(Dataset excerpt)
***

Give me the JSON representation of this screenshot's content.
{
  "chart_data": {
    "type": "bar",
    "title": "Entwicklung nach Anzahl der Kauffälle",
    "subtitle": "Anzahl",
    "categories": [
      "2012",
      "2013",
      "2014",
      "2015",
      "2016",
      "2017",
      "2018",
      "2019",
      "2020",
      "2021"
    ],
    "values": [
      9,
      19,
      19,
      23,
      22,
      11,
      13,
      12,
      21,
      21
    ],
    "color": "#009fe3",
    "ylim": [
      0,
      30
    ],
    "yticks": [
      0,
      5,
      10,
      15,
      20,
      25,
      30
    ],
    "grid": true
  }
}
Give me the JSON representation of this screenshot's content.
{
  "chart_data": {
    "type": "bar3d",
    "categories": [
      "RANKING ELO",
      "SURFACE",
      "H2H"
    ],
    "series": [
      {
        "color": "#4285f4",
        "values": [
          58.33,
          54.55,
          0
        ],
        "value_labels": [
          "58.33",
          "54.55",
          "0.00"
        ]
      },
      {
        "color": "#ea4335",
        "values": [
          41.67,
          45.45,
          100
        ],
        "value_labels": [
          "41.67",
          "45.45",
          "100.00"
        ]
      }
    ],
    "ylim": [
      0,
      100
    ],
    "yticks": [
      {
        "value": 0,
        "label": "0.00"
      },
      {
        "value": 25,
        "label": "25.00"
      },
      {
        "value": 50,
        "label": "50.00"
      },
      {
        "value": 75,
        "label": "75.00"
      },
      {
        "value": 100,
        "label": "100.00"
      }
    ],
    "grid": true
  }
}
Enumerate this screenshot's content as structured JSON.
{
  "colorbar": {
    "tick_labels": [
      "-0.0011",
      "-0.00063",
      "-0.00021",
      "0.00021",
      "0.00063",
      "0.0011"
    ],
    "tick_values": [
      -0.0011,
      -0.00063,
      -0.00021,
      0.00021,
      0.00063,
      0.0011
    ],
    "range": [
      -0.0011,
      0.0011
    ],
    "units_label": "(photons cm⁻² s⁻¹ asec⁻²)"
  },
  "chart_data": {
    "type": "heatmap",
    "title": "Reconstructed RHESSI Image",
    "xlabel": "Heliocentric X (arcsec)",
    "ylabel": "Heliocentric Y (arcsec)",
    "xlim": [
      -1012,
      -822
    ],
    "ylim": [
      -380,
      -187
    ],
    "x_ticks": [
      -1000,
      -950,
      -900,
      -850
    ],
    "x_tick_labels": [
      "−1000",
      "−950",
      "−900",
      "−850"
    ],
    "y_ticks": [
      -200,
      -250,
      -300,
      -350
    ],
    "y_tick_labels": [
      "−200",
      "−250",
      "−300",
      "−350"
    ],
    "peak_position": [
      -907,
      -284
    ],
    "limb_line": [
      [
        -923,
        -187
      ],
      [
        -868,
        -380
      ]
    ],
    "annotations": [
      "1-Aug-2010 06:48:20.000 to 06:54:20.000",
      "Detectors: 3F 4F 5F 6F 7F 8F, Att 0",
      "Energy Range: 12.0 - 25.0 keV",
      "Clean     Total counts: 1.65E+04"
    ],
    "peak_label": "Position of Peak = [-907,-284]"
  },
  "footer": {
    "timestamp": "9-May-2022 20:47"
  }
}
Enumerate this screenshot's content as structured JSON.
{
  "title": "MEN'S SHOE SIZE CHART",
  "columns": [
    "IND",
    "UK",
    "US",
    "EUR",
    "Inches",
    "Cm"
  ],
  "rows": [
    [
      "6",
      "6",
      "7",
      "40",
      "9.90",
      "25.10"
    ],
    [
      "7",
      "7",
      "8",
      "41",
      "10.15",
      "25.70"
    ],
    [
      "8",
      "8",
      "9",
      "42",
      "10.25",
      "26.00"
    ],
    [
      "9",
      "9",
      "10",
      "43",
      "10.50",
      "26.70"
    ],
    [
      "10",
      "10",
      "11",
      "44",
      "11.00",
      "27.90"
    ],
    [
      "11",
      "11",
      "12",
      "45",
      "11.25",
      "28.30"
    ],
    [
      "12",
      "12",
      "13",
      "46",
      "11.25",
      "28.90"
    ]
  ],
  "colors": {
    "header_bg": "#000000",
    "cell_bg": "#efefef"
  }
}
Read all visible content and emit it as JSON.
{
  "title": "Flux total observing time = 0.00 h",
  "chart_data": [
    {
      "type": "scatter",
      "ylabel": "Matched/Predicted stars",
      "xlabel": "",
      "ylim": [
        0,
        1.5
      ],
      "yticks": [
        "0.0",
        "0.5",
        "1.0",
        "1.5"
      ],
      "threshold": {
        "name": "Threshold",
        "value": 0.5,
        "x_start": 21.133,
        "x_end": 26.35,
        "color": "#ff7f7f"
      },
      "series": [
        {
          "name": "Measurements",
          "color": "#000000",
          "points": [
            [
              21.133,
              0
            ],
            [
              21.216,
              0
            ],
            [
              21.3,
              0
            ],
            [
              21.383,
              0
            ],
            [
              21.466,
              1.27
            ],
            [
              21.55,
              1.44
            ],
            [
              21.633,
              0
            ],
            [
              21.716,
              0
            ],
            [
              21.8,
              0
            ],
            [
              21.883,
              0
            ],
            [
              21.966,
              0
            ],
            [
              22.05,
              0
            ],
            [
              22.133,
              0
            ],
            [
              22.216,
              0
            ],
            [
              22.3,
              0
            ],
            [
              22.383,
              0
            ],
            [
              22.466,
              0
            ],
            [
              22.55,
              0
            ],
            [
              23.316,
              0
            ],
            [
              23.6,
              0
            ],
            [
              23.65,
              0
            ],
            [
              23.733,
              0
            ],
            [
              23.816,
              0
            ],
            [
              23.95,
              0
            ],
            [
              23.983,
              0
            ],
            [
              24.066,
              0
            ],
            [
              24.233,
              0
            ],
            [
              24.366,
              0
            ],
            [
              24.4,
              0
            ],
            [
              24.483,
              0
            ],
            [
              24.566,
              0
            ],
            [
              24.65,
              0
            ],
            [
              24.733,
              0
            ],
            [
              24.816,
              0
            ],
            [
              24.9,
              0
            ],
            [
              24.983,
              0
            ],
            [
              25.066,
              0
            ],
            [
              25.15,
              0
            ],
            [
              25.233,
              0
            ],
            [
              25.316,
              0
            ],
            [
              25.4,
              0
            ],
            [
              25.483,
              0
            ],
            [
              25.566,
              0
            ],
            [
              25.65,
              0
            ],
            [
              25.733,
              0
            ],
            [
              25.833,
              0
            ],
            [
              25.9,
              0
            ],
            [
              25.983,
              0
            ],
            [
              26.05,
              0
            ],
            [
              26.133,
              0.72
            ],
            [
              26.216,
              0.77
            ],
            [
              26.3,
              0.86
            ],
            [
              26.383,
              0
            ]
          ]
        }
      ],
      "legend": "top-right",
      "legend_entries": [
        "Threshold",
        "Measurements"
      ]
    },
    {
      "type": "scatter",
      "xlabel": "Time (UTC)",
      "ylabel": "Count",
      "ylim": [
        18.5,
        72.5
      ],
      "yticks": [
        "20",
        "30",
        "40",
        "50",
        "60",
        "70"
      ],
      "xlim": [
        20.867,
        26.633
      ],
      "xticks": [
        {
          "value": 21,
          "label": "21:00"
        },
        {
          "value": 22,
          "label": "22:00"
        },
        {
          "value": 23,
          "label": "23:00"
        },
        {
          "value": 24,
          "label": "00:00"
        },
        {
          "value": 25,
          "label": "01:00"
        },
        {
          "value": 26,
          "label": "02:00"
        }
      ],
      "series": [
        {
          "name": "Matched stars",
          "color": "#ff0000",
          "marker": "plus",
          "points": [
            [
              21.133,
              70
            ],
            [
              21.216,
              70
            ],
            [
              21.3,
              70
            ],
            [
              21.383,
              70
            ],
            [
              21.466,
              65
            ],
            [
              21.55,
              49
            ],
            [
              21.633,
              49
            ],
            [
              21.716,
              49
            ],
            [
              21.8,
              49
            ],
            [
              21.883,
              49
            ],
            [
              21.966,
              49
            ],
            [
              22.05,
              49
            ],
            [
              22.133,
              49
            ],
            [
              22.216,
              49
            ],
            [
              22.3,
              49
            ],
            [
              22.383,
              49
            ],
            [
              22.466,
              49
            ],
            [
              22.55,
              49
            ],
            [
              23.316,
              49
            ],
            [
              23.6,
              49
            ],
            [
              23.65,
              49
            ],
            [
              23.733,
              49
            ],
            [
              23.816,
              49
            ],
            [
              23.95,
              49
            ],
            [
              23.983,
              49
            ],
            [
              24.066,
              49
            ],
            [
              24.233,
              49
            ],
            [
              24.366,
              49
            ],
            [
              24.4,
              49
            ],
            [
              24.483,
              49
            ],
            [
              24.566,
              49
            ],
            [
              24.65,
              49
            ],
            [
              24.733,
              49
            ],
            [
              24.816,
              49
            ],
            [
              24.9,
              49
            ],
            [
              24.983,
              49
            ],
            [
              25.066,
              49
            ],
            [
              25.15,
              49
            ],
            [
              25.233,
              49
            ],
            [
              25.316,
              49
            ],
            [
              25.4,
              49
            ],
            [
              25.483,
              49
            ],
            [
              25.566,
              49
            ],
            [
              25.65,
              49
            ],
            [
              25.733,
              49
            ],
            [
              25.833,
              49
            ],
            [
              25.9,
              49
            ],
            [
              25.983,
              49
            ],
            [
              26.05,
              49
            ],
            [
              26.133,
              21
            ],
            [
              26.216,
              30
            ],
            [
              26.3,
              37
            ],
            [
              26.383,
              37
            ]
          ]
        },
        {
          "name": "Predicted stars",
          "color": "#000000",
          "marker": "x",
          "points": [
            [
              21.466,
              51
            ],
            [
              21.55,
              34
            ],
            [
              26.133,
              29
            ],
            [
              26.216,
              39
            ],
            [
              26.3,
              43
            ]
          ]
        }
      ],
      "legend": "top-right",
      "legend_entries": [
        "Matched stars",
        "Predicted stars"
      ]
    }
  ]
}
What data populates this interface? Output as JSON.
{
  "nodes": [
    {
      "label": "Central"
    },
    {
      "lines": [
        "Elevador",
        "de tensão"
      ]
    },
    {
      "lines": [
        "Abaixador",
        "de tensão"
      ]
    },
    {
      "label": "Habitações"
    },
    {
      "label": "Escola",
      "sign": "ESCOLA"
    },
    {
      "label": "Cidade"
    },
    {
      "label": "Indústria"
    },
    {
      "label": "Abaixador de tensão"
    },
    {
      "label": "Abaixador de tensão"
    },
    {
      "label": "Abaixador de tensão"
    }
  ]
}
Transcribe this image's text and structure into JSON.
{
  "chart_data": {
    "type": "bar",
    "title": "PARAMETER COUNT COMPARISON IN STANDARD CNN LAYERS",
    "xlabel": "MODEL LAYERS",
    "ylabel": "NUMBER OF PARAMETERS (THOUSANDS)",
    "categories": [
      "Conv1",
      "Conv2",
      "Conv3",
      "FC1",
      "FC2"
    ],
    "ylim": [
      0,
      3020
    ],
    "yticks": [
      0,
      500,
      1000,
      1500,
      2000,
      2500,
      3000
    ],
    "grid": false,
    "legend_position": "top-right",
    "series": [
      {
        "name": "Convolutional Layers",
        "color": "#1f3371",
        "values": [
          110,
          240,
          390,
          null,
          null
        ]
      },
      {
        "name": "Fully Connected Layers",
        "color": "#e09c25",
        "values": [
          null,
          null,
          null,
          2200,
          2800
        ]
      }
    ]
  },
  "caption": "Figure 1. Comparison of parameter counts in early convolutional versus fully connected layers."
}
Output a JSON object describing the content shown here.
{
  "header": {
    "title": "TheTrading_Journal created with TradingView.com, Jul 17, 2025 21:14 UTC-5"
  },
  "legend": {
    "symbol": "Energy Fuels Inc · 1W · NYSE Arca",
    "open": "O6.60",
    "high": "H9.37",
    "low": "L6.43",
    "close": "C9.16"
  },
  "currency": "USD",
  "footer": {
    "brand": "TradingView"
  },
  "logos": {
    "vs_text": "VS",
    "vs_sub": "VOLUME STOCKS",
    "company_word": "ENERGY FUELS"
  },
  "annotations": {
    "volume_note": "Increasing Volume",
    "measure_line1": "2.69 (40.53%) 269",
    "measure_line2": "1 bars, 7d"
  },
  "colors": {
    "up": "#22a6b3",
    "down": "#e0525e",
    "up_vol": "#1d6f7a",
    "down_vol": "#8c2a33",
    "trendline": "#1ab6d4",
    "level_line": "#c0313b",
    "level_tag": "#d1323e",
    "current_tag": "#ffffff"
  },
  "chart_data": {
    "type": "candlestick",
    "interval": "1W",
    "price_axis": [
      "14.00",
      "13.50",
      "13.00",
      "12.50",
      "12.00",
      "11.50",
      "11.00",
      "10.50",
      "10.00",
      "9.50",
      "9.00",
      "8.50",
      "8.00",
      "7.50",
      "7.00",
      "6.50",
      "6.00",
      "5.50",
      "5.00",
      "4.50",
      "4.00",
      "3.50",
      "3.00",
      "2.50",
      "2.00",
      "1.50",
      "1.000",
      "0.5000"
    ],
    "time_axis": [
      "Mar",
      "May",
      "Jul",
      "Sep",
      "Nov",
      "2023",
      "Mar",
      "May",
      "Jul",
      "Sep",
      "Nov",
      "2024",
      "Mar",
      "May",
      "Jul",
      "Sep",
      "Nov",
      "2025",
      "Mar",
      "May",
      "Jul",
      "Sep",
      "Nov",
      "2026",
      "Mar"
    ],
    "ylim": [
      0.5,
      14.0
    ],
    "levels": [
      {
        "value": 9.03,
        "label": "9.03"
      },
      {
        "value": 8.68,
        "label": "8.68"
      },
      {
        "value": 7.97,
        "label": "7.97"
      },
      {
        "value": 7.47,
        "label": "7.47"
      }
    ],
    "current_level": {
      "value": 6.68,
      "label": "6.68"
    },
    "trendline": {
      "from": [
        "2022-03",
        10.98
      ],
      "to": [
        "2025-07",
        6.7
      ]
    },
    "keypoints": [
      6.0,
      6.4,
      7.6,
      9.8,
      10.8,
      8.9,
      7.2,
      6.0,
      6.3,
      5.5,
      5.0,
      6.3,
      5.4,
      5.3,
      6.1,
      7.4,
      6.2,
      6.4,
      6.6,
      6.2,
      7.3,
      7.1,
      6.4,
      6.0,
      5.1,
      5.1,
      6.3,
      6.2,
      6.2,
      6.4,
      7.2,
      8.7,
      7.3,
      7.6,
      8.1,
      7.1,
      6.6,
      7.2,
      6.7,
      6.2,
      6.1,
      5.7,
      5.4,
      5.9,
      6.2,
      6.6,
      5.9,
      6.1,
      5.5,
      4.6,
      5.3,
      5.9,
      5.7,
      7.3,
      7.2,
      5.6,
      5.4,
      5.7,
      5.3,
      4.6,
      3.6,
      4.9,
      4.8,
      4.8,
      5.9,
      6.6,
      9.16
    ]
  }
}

***

● **WORK INSTRUCTIONS**
How many lines in the listing above contain the string "xlabel"? Answer with the number only.

● **EXERCISE OUTPUT**
4